Task instructions :: Pictures are not part of the copy; repeat everything else in the records exactly.

--- BEGIN ---

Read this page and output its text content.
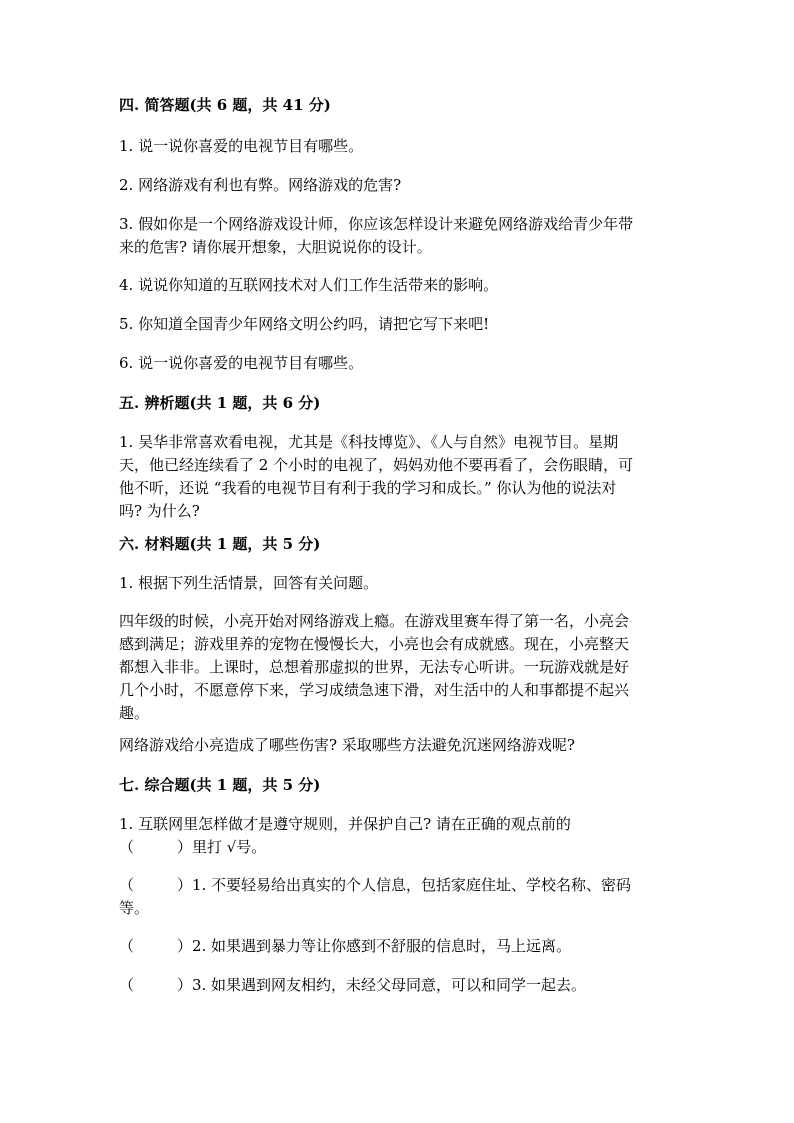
四. 简答题(共 6 题，共 41 分)
1. 说一说你喜爱的电视节目有哪些。
2. 网络游戏有利也有弊。网络游戏的危害?
3. 假如你是一个网络游戏设计师，你应该怎样设计来避免网络游戏给青少年带
来的危害? 请你展开想象，大胆说说你的设计。
4. 说说你知道的互联网技术对人们工作生活带来的影响。
5. 你知道全国青少年网络文明公约吗，请把它写下来吧!
6. 说一说你喜爱的电视节目有哪些。
五. 辨析题(共 1 题，共 6 分)
1. 吴华非常喜欢看电视，尤其是《科技博览》、《人与自然》电视节目。星期
天，他已经连续看了 2 个小时的电视了，妈妈劝他不要再看了，会伤眼睛，可
他不听，还说 “我看的电视节目有利于我的学习和成长。” 你认为他的说法对
吗? 为什么?
六. 材料题(共 1 题，共 5 分)
1. 根据下列生活情景，回答有关问题。
四年级的时候，小亮开始对网络游戏上瘾。在游戏里赛车得了第一名，小亮会
感到满足；游戏里养的宠物在慢慢长大，小亮也会有成就感。现在，小亮整天
都想入非非。上课时，总想着那虚拟的世界，无法专心听讲。一玩游戏就是好
几个小时，不愿意停下来，学习成绩急速下滑，对生活中的人和事都提不起兴
趣。
网络游戏给小亮造成了哪些伤害? 采取哪些方法避免沉迷网络游戏呢?
七. 综合题(共 1 题，共 5 分)
1. 互联网里怎样做才是遵守规则，并保护自己? 请在正确的观点前的
（	）里打 √号。
（	）1. 不要轻易给出真实的个人信息，包括家庭住址、学校名称、密码
等。
（	）2. 如果遇到暴力等让你感到不舒服的信息时，马上远离。
（	）3. 如果遇到网友相约，未经父母同意，可以和同学一起去。
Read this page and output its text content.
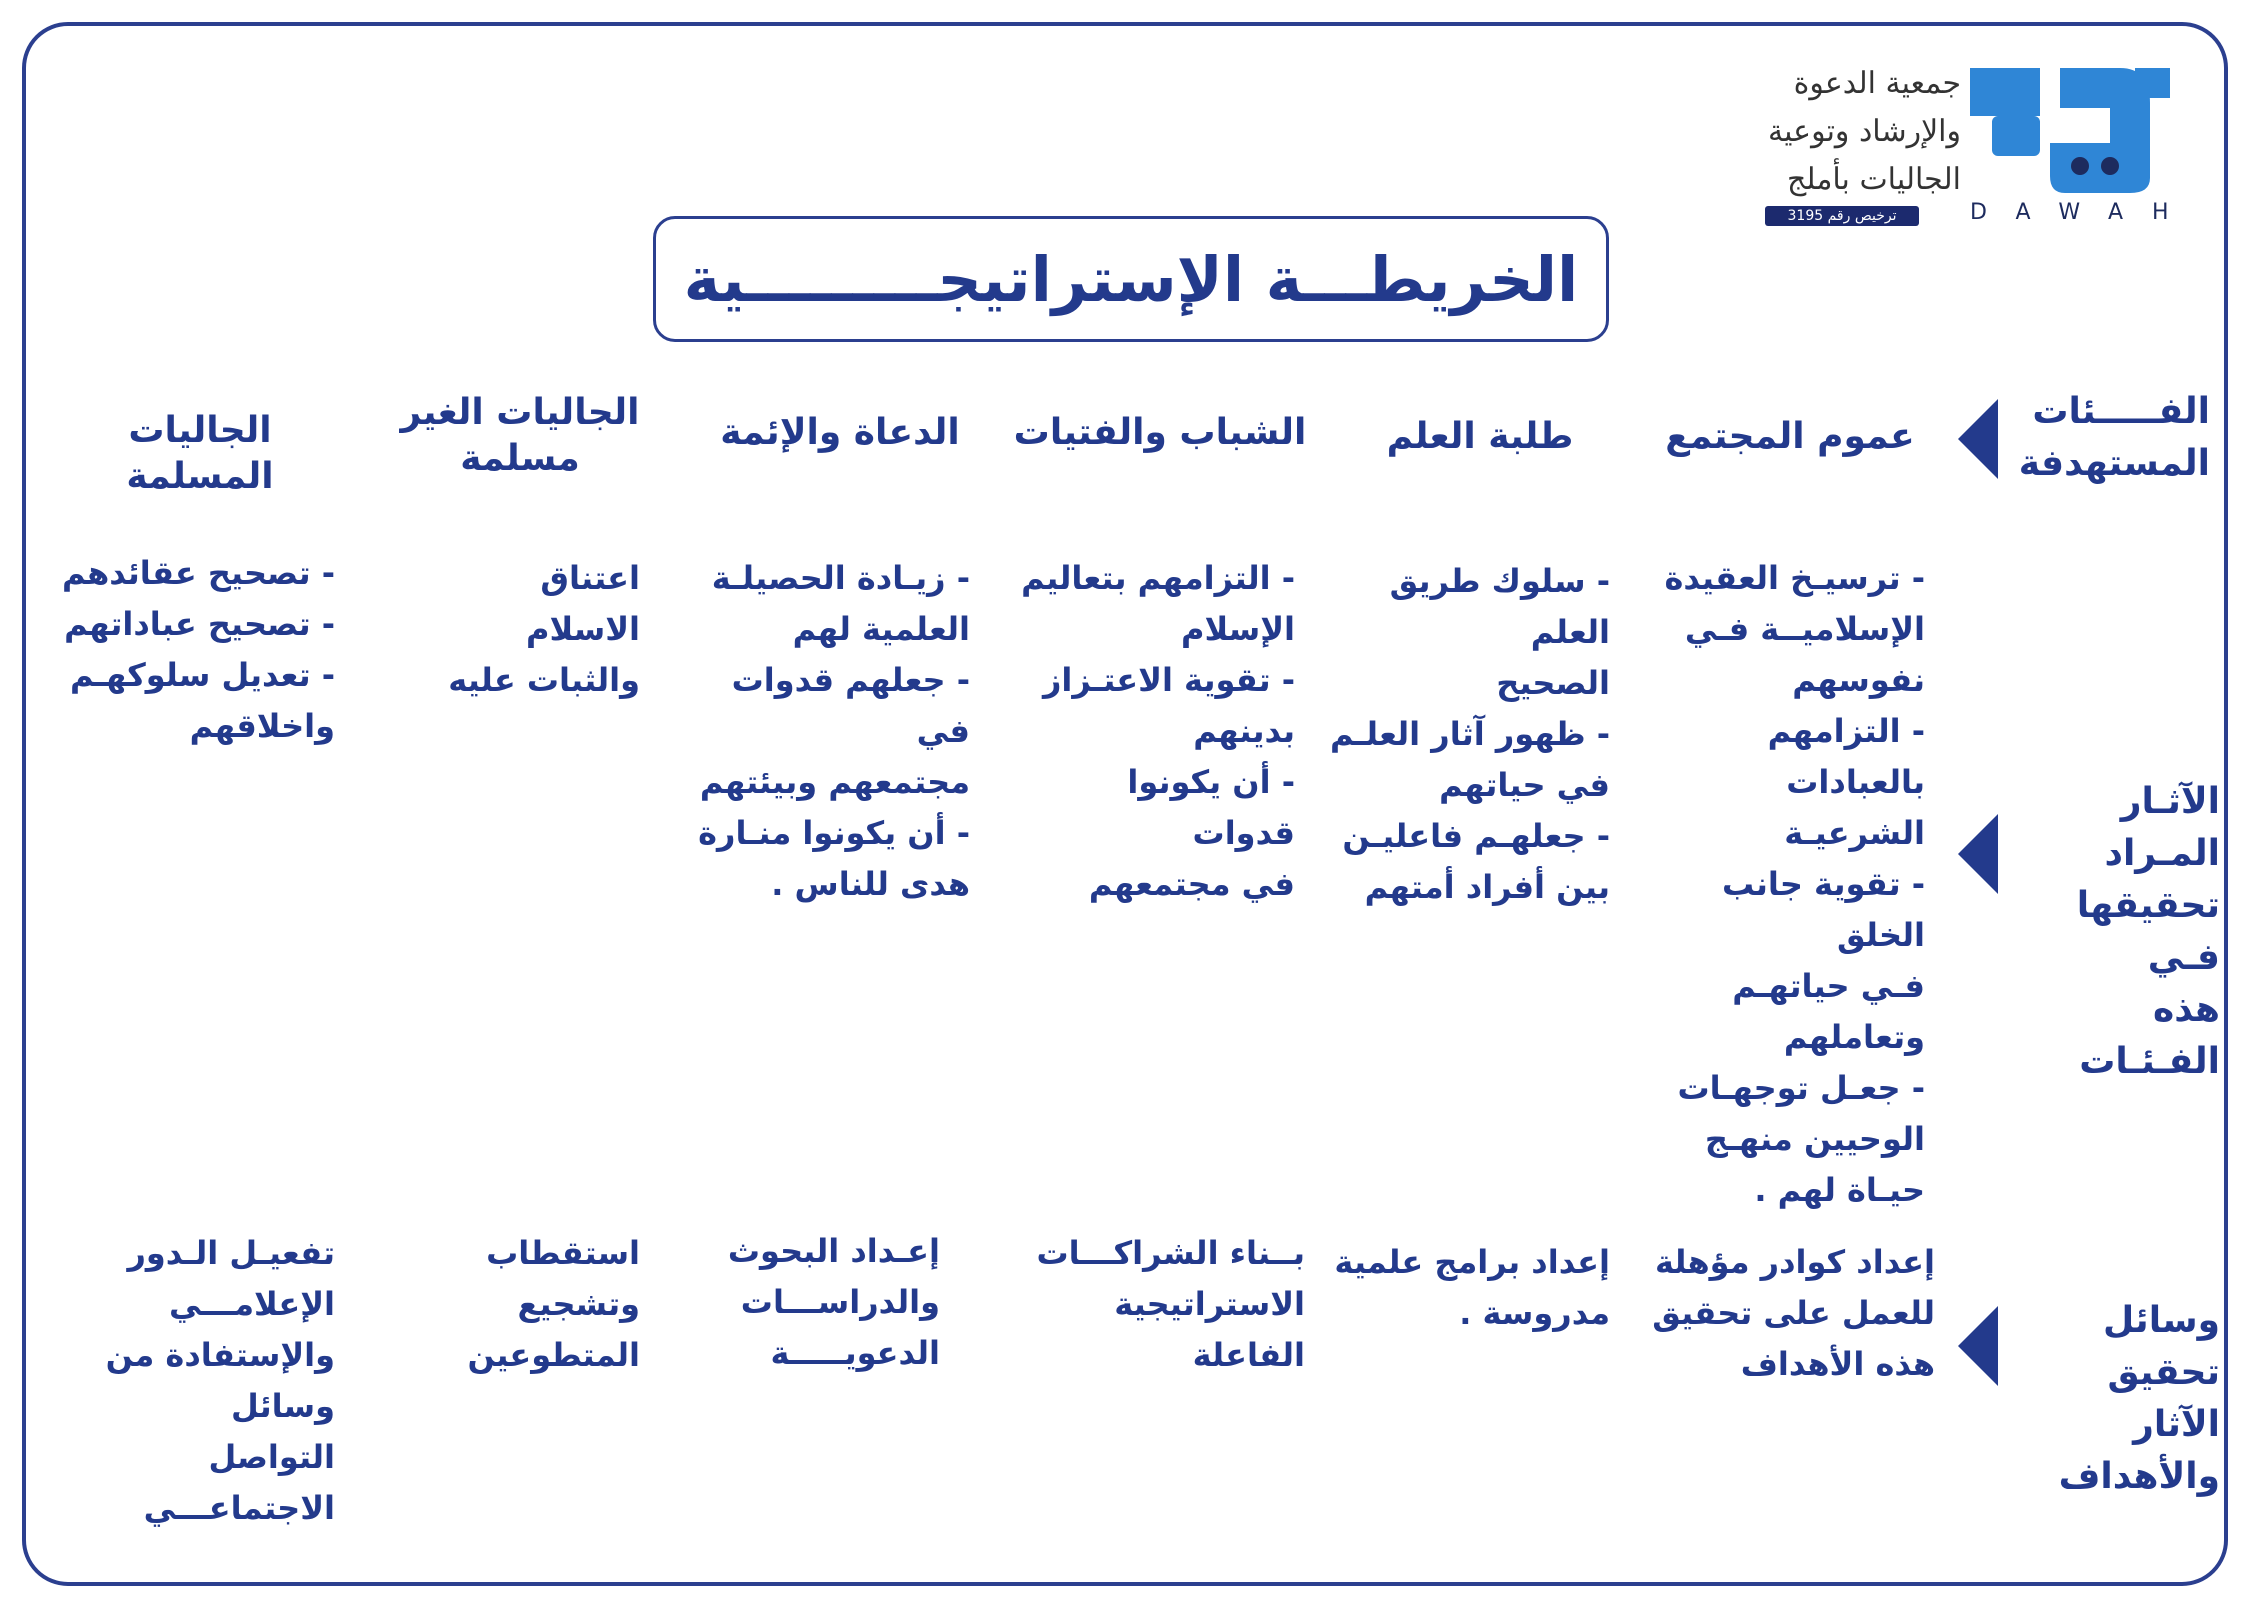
DAWAH
جمعية الدعوة
والإرشاد وتوعية
الجاليات بأملج
ترخيص رقم 3195
الخريطـــة الإستراتيجـــــــــية
الفـــــئات
المستهدفة
الآثـار المـراد
تحقيقها فـي
هذه الفـئـات
وسائل تحقيق
الآثار والأهداف
عموم المجتمع
طلبة العلم
الشباب والفتيات
الدعاة والإئمة
الجاليات الغير
مسلمة
الجاليات المسلمة
- ترسيـخ العقيدة
الإسلاميــة فـي
نفوسهم
- التزامهم بالعبادات
الشرعيـة
- تقوية جانب الخلق
فـي حياتهـم
وتعاملهم
- جعـل توجهـات
الوحيين منهـج
حيـاة لهم .
- سلوك طريق العلم
الصحيح
- ظهور آثار العلـم
في حياتهم
- جعلهـم فاعليـن
بين أفراد أمتهم
- التزامهم بتعاليم
الإسلام
- تقوية الاعتـزاز
بدينهم
- أن يكونوا قدوات
في مجتمعهم
- زيـادة الحصيلـة
العلمية لهم
- جعلهم قدوات في
مجتمعهم وبيئتهم
- أن يكونوا منـارة
هدى للناس .
اعتناق الاسلام
والثبات عليه
- تصحيح عقائدهم
- تصحيح عباداتهم
- تعديل سلوكهـم
واخلاقهم
إعداد كوادر مؤهلة
للعمل على تحقيق
هذه الأهداف
إعداد برامج علمية
مدروسة .
بــناء الشراكـــات
الاستراتيجية الفاعلة
إعـداد البحوث
والدراســـات
الدعويـــــة
استقطاب وتشجيع
المتطوعين
تفعيـل الـدور
الإعلامـــي
والإستفادة من
وسائل التواصل
الاجتماعـــي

--- END ---

The reply ::
Read this page and output its text content.
四. 简答题(共 6 题，共 41 分)
1. 说一说你喜爱的电视节目有哪些。
2. 网络游戏有利也有弊。网络游戏的危害?
3. 假如你是一个网络游戏设计师，你应该怎样设计来避免网络游戏给青少年带
来的危害? 请你展开想象，大胆说说你的设计。
4. 说说你知道的互联网技术对人们工作生活带来的影响。
5. 你知道全国青少年网络文明公约吗，请把它写下来吧!
6. 说一说你喜爱的电视节目有哪些。
五. 辨析题(共 1 题，共 6 分)
1. 吴华非常喜欢看电视，尤其是《科技博览》、《人与自然》电视节目。星期
天，他已经连续看了 2 个小时的电视了，妈妈劝他不要再看了，会伤眼睛，可
他不听，还说 “我看的电视节目有利于我的学习和成长。” 你认为他的说法对
吗? 为什么?
六. 材料题(共 1 题，共 5 分)
1. 根据下列生活情景，回答有关问题。
四年级的时候，小亮开始对网络游戏上瘾。在游戏里赛车得了第一名，小亮会
感到满足；游戏里养的宠物在慢慢长大，小亮也会有成就感。现在，小亮整天
都想入非非。上课时，总想着那虚拟的世界，无法专心听讲。一玩游戏就是好
几个小时，不愿意停下来，学习成绩急速下滑，对生活中的人和事都提不起兴
趣。
网络游戏给小亮造成了哪些伤害? 采取哪些方法避免沉迷网络游戏呢?
七. 综合题(共 1 题，共 5 分)
1. 互联网里怎样做才是遵守规则，并保护自己? 请在正确的观点前的
（	）里打 √号。
（	）1. 不要轻易给出真实的个人信息，包括家庭住址、学校名称、密码
等。
（	）2. 如果遇到暴力等让你感到不舒服的信息时，马上远离。
（	）3. 如果遇到网友相约，未经父母同意，可以和同学一起去。
Read this page and output its text content.
DAWAH
جمعية الدعوة
والإرشاد وتوعية
الجاليات بأملج
ترخيص رقم 3195
الخريطـــة الإستراتيجـــــــــية
الفـــــئات
المستهدفة
الآثـار المـراد
تحقيقها فـي
هذه الفـئـات
وسائل تحقيق
الآثار والأهداف
عموم المجتمع
طلبة العلم
الشباب والفتيات
الدعاة والإئمة
الجاليات الغير
مسلمة
الجاليات المسلمة
- ترسيـخ العقيدة
الإسلاميــة فـي
نفوسهم
- التزامهم بالعبادات
الشرعيـة
- تقوية جانب الخلق
فـي حياتهـم
وتعاملهم
- جعـل توجهـات
الوحيين منهـج
حيـاة لهم .
- سلوك طريق العلم
الصحيح
- ظهور آثار العلـم
في حياتهم
- جعلهـم فاعليـن
بين أفراد أمتهم
- التزامهم بتعاليم
الإسلام
- تقوية الاعتـزاز
بدينهم
- أن يكونوا قدوات
في مجتمعهم
- زيـادة الحصيلـة
العلمية لهم
- جعلهم قدوات في
مجتمعهم وبيئتهم
- أن يكونوا منـارة
هدى للناس .
اعتناق الاسلام
والثبات عليه
- تصحيح عقائدهم
- تصحيح عباداتهم
- تعديل سلوكهـم
واخلاقهم
إعداد كوادر مؤهلة
للعمل على تحقيق
هذه الأهداف
إعداد برامج علمية
مدروسة .
بــناء الشراكـــات
الاستراتيجية الفاعلة
إعـداد البحوث
والدراســـات
الدعويـــــة
استقطاب وتشجيع
المتطوعين
تفعيـل الـدور
الإعلامـــي
والإستفادة من
وسائل التواصل
الاجتماعـــي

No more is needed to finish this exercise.